## Task objective
Reproduce each line exactly, including spacing and punctuation.

## Task inputs
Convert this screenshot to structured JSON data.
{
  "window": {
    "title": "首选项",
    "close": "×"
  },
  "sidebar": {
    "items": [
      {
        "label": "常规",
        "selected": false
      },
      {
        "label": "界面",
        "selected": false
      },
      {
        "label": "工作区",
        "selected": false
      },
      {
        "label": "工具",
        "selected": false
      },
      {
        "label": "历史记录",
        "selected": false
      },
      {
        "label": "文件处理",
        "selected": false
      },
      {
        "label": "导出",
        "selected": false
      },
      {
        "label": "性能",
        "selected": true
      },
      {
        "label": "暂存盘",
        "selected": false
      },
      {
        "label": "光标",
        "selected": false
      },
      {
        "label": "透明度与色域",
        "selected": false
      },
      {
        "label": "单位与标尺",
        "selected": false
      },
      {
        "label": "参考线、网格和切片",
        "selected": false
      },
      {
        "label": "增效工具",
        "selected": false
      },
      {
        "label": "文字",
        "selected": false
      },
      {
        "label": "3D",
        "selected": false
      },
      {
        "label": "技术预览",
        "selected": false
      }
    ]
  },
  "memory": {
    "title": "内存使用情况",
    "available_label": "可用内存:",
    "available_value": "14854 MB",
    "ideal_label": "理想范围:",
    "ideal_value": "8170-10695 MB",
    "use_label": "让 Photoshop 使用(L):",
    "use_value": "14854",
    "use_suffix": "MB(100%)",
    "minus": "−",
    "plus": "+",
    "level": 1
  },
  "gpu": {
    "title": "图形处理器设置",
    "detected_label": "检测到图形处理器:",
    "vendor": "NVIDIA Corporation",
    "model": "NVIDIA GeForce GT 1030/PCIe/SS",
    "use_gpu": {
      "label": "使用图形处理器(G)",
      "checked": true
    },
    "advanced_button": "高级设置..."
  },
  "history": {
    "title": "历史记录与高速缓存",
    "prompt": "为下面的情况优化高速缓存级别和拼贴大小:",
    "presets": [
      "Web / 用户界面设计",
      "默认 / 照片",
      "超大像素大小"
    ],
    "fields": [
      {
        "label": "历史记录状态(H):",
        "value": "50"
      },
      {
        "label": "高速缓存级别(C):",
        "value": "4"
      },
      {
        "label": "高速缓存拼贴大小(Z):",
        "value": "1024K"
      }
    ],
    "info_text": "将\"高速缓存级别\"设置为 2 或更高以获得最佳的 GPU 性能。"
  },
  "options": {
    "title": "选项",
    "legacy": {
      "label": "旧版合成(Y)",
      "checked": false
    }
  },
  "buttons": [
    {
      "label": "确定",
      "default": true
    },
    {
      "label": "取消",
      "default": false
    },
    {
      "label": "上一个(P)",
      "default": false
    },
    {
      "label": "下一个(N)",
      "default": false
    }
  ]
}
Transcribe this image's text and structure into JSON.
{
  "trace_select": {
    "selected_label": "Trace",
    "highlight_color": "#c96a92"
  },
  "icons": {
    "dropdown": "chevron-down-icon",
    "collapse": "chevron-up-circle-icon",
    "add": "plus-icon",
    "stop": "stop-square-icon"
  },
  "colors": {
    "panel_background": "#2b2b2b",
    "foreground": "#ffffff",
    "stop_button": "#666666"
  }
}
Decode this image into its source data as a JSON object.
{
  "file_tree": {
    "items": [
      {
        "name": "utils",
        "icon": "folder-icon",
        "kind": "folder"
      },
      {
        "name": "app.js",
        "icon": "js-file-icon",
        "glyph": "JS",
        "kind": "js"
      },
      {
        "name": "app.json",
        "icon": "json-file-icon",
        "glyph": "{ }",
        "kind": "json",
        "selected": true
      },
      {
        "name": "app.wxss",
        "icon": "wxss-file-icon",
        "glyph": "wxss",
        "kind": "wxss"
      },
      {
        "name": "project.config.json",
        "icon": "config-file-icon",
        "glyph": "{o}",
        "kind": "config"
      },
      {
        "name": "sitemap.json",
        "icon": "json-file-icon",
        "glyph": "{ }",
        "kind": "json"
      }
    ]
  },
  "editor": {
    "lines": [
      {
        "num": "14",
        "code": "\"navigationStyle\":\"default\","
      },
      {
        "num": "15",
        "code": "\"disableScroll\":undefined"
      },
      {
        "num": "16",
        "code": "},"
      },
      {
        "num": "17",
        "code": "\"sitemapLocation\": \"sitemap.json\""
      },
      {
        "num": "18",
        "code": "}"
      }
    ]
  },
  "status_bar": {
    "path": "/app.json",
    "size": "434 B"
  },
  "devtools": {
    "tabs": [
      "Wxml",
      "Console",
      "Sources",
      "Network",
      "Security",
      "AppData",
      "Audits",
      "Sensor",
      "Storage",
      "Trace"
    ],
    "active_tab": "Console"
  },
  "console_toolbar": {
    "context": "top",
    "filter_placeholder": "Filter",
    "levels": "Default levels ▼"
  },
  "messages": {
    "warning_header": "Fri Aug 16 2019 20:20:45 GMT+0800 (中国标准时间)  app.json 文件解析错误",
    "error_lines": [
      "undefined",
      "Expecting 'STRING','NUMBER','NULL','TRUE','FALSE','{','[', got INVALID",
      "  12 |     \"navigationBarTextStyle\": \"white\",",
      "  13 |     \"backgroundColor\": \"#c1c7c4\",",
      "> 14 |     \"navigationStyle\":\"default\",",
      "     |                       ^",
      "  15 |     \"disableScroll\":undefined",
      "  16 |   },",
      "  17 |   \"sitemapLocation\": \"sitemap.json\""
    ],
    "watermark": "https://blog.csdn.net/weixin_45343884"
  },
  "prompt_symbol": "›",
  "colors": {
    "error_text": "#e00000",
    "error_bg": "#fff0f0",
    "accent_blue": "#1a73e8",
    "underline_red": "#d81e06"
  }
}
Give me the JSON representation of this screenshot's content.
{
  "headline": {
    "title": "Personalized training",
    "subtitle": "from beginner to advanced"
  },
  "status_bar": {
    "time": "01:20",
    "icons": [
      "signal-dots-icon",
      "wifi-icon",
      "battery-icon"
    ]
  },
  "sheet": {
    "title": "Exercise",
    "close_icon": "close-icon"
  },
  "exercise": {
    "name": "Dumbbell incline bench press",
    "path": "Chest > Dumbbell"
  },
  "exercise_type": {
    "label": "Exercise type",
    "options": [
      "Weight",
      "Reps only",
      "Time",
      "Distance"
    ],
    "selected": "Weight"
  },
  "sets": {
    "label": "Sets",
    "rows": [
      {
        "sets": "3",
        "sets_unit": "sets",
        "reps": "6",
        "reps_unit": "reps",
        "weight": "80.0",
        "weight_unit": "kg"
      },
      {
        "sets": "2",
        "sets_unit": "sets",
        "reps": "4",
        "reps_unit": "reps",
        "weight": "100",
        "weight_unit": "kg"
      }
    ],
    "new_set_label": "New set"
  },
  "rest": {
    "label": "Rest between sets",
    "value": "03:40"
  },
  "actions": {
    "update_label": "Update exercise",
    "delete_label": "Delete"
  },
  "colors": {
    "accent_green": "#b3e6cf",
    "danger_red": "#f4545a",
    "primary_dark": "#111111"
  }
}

## Result for this task
Convert this screenshot to structured JSON data.
{
  "window": {
    "title": "首选项",
    "close": "×"
  },
  "sidebar": {
    "items": [
      {
        "label": "常规",
        "selected": false
      },
      {
        "label": "界面",
        "selected": false
      },
      {
        "label": "工作区",
        "selected": false
      },
      {
        "label": "工具",
        "selected": false
      },
      {
        "label": "历史记录",
        "selected": false
      },
      {
        "label": "文件处理",
        "selected": false
      },
      {
        "label": "导出",
        "selected": false
      },
      {
        "label": "性能",
        "selected": true
      },
      {
        "label": "暂存盘",
        "selected": false
      },
      {
        "label": "光标",
        "selected": false
      },
      {
        "label": "透明度与色域",
        "selected": false
      },
      {
        "label": "单位与标尺",
        "selected": false
      },
      {
        "label": "参考线、网格和切片",
        "selected": false
      },
      {
        "label": "增效工具",
        "selected": false
      },
      {
        "label": "文字",
        "selected": false
      },
      {
        "label": "3D",
        "selected": false
      },
      {
        "label": "技术预览",
        "selected": false
      }
    ]
  },
  "memory": {
    "title": "内存使用情况",
    "available_label": "可用内存:",
    "available_value": "14854 MB",
    "ideal_label": "理想范围:",
    "ideal_value": "8170-10695 MB",
    "use_label": "让 Photoshop 使用(L):",
    "use_value": "14854",
    "use_suffix": "MB(100%)",
    "minus": "−",
    "plus": "+",
    "level": 1
  },
  "gpu": {
    "title": "图形处理器设置",
    "detected_label": "检测到图形处理器:",
    "vendor": "NVIDIA Corporation",
    "model": "NVIDIA GeForce GT 1030/PCIe/SS",
    "use_gpu": {
      "label": "使用图形处理器(G)",
      "checked": true
    },
    "advanced_button": "高级设置..."
  },
  "history": {
    "title": "历史记录与高速缓存",
    "prompt": "为下面的情况优化高速缓存级别和拼贴大小:",
    "presets": [
      "Web / 用户界面设计",
      "默认 / 照片",
      "超大像素大小"
    ],
    "fields": [
      {
        "label": "历史记录状态(H):",
        "value": "50"
      },
      {
        "label": "高速缓存级别(C):",
        "value": "4"
      },
      {
        "label": "高速缓存拼贴大小(Z):",
        "value": "1024K"
      }
    ],
    "info_text": "将\"高速缓存级别\"设置为 2 或更高以获得最佳的 GPU 性能。"
  },
  "options": {
    "title": "选项",
    "legacy": {
      "label": "旧版合成(Y)",
      "checked": false
    }
  },
  "buttons": [
    {
      "label": "确定",
      "default": true
    },
    {
      "label": "取消",
      "default": false
    },
    {
      "label": "上一个(P)",
      "default": false
    },
    {
      "label": "下一个(N)",
      "default": false
    }
  ]
}
Transcribe this image's text and structure into JSON.
{
  "trace_select": {
    "selected_label": "Trace",
    "highlight_color": "#c96a92"
  },
  "icons": {
    "dropdown": "chevron-down-icon",
    "collapse": "chevron-up-circle-icon",
    "add": "plus-icon",
    "stop": "stop-square-icon"
  },
  "colors": {
    "panel_background": "#2b2b2b",
    "foreground": "#ffffff",
    "stop_button": "#666666"
  }
}
Decode this image into its source data as a JSON object.
{
  "file_tree": {
    "items": [
      {
        "name": "utils",
        "icon": "folder-icon",
        "kind": "folder"
      },
      {
        "name": "app.js",
        "icon": "js-file-icon",
        "glyph": "JS",
        "kind": "js"
      },
      {
        "name": "app.json",
        "icon": "json-file-icon",
        "glyph": "{ }",
        "kind": "json",
        "selected": true
      },
      {
        "name": "app.wxss",
        "icon": "wxss-file-icon",
        "glyph": "wxss",
        "kind": "wxss"
      },
      {
        "name": "project.config.json",
        "icon": "config-file-icon",
        "glyph": "{o}",
        "kind": "config"
      },
      {
        "name": "sitemap.json",
        "icon": "json-file-icon",
        "glyph": "{ }",
        "kind": "json"
      }
    ]
  },
  "editor": {
    "lines": [
      {
        "num": "14",
        "code": "\"navigationStyle\":\"default\","
      },
      {
        "num": "15",
        "code": "\"disableScroll\":undefined"
      },
      {
        "num": "16",
        "code": "},"
      },
      {
        "num": "17",
        "code": "\"sitemapLocation\": \"sitemap.json\""
      },
      {
        "num": "18",
        "code": "}"
      }
    ]
  },
  "status_bar": {
    "path": "/app.json",
    "size": "434 B"
  },
  "devtools": {
    "tabs": [
      "Wxml",
      "Console",
      "Sources",
      "Network",
      "Security",
      "AppData",
      "Audits",
      "Sensor",
      "Storage",
      "Trace"
    ],
    "active_tab": "Console"
  },
  "console_toolbar": {
    "context": "top",
    "filter_placeholder": "Filter",
    "levels": "Default levels ▼"
  },
  "messages": {
    "warning_header": "Fri Aug 16 2019 20:20:45 GMT+0800 (中国标准时间)  app.json 文件解析错误",
    "error_lines": [
      "undefined",
      "Expecting 'STRING','NUMBER','NULL','TRUE','FALSE','{','[', got INVALID",
      "  12 |     \"navigationBarTextStyle\": \"white\",",
      "  13 |     \"backgroundColor\": \"#c1c7c4\",",
      "> 14 |     \"navigationStyle\":\"default\",",
      "     |                       ^",
      "  15 |     \"disableScroll\":undefined",
      "  16 |   },",
      "  17 |   \"sitemapLocation\": \"sitemap.json\""
    ],
    "watermark": "https://blog.csdn.net/weixin_45343884"
  },
  "prompt_symbol": "›",
  "colors": {
    "error_text": "#e00000",
    "error_bg": "#fff0f0",
    "accent_blue": "#1a73e8",
    "underline_red": "#d81e06"
  }
}
Give me the JSON representation of this screenshot's content.
{
  "headline": {
    "title": "Personalized training",
    "subtitle": "from beginner to advanced"
  },
  "status_bar": {
    "time": "01:20",
    "icons": [
      "signal-dots-icon",
      "wifi-icon",
      "battery-icon"
    ]
  },
  "sheet": {
    "title": "Exercise",
    "close_icon": "close-icon"
  },
  "exercise": {
    "name": "Dumbbell incline bench press",
    "path": "Chest > Dumbbell"
  },
  "exercise_type": {
    "label": "Exercise type",
    "options": [
      "Weight",
      "Reps only",
      "Time",
      "Distance"
    ],
    "selected": "Weight"
  },
  "sets": {
    "label": "Sets",
    "rows": [
      {
        "sets": "3",
        "sets_unit": "sets",
        "reps": "6",
        "reps_unit": "reps",
        "weight": "80.0",
        "weight_unit": "kg"
      },
      {
        "sets": "2",
        "sets_unit": "sets",
        "reps": "4",
        "reps_unit": "reps",
        "weight": "100",
        "weight_unit": "kg"
      }
    ],
    "new_set_label": "New set"
  },
  "rest": {
    "label": "Rest between sets",
    "value": "03:40"
  },
  "actions": {
    "update_label": "Update exercise",
    "delete_label": "Delete"
  },
  "colors": {
    "accent_green": "#b3e6cf",
    "danger_red": "#f4545a",
    "primary_dark": "#111111"
  }
}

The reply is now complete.